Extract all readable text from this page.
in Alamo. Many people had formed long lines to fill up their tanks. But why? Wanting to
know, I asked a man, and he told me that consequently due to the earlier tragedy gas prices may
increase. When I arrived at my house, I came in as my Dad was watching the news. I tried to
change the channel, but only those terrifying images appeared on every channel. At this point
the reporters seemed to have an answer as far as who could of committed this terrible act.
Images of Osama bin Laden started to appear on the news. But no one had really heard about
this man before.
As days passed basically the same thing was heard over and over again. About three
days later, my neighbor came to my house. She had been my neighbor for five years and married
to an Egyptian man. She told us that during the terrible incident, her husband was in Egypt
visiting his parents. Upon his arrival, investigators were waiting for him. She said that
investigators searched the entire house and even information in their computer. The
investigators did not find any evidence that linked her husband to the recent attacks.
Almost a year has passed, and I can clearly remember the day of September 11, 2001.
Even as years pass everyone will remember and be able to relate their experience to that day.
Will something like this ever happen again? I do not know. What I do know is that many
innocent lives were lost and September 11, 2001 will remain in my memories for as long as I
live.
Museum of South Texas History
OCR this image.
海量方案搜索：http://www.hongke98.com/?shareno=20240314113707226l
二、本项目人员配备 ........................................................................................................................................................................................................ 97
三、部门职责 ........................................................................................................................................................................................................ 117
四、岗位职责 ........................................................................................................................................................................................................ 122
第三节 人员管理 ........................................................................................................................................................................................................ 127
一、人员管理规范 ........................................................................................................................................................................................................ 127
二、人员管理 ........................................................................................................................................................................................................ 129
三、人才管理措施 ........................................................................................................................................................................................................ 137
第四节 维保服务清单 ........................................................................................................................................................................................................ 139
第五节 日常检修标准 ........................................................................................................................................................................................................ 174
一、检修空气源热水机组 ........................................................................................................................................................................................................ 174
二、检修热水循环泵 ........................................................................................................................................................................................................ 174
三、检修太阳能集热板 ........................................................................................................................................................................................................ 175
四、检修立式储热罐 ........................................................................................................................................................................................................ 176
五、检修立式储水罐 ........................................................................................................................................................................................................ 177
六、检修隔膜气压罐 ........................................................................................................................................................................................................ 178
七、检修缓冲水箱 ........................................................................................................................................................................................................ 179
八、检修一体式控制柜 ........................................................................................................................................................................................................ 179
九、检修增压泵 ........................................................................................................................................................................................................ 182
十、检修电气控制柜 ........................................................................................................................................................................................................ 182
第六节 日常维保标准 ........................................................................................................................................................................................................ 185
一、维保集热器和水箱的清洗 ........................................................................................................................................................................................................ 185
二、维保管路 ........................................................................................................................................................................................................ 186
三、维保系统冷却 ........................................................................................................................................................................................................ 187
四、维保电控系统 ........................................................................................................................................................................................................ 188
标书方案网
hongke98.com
*-*-*
### DIRECTION
Copy out every line of the listing that includes the string "heard".

### FULL ANSWER
Images of Osama bin Laden started to appear on the news. But no one had really heard about
As days passed basically the same thing was heard over and over again. About three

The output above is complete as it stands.